PROMPT
Filter the data below for the string "rodzinny" and copy each matching line.

[Dataset items]
________
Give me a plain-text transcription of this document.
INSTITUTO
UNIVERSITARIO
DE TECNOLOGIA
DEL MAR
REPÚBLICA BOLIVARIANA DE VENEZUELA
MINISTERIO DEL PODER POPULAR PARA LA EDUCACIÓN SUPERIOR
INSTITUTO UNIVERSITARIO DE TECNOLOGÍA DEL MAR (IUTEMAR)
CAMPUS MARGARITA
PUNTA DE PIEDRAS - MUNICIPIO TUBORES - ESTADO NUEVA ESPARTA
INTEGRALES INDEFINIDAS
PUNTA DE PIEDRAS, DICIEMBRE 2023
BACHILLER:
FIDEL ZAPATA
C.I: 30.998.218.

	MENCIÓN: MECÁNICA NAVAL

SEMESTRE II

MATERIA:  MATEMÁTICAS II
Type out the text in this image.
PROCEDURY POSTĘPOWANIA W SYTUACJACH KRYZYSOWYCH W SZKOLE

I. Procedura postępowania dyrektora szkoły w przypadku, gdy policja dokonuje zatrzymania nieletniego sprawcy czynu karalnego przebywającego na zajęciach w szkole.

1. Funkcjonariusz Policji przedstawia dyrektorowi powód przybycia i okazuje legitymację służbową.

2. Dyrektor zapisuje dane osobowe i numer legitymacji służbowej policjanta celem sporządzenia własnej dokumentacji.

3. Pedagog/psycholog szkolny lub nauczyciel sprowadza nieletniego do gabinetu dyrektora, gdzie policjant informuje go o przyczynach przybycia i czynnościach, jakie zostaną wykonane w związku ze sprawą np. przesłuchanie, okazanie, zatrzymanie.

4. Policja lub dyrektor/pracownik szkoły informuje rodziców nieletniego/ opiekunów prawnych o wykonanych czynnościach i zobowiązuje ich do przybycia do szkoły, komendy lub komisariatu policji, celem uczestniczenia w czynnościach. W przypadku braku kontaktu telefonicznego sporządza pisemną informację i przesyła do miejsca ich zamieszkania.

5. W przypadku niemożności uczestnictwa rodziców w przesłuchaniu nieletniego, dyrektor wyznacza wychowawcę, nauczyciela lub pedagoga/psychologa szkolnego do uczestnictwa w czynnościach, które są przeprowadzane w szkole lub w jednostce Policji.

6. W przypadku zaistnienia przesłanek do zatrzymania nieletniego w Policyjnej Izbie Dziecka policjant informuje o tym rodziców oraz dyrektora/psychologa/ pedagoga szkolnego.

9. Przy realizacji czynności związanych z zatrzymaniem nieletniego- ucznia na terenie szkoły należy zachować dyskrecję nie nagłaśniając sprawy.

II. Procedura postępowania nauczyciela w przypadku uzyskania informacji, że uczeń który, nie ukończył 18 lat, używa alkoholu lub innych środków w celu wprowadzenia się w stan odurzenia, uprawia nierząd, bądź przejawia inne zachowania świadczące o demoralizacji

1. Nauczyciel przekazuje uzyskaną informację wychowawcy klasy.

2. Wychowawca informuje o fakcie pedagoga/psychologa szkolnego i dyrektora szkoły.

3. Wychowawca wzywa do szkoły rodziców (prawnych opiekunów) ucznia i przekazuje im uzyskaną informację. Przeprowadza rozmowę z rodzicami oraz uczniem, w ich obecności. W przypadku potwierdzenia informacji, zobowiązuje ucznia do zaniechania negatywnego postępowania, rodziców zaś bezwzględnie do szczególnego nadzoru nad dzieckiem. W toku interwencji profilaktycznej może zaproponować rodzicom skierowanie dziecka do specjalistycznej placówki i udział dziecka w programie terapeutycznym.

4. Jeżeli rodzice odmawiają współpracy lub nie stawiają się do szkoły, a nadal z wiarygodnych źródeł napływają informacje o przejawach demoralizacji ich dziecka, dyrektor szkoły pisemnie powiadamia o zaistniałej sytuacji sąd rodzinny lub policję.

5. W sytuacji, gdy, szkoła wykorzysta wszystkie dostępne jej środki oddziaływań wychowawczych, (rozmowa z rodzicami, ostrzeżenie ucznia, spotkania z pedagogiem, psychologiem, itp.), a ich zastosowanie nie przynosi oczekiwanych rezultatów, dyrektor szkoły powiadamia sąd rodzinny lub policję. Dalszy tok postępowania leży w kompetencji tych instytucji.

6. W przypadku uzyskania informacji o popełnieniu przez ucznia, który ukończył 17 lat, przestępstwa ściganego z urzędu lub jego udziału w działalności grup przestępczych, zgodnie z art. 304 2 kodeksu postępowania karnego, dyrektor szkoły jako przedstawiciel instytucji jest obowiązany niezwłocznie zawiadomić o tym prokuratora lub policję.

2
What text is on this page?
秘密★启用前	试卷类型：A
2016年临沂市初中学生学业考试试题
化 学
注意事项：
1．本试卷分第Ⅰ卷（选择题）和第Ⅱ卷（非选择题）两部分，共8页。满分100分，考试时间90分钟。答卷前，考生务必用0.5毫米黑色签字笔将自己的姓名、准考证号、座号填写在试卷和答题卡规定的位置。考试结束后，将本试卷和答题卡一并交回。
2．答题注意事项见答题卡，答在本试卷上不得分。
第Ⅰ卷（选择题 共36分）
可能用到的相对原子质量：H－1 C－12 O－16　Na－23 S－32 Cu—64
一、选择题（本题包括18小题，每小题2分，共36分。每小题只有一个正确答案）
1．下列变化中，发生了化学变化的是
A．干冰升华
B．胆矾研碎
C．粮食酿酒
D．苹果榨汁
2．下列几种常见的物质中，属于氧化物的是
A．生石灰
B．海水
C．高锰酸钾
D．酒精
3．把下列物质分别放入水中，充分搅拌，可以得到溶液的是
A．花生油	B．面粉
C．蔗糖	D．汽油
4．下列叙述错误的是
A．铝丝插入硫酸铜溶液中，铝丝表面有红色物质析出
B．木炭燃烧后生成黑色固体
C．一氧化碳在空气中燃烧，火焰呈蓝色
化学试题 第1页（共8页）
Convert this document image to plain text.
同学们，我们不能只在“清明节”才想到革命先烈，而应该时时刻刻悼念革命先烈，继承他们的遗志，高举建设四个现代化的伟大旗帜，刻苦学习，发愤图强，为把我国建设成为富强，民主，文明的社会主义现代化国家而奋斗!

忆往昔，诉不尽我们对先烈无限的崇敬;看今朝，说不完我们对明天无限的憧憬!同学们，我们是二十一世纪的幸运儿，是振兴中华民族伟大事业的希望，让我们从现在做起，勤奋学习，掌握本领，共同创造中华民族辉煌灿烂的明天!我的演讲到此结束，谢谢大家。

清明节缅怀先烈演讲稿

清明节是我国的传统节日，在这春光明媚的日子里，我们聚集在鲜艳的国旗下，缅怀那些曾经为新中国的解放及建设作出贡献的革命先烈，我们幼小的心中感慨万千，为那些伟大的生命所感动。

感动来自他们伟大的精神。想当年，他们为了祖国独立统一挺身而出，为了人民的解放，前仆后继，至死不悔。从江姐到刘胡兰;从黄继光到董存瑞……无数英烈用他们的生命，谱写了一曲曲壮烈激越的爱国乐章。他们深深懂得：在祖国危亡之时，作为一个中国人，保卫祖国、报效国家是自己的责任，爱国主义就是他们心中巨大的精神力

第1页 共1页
________
RIGHT ANSWER
4. Jeżeli rodzice odmawiają współpracy lub nie stawiają się do szkoły, a nadal z wiarygodnych źródeł napływają informacje o przejawach demoralizacji ich dziecka, dyrektor szkoły pisemnie powiadamia o zaistniałej sytuacji sąd rodzinny lub policję.
5. W sytuacji, gdy, szkoła wykorzysta wszystkie dostępne jej środki oddziaływań wychowawczych, (rozmowa z rodzicami, ostrzeżenie ucznia, spotkania z pedagogiem, psychologiem, itp.), a ich zastosowanie nie przynosi oczekiwanych rezultatów, dyrektor szkoły powiadamia sąd rodzinny lub policję. Dalszy tok postępowania leży w kompetencji tych instytucji.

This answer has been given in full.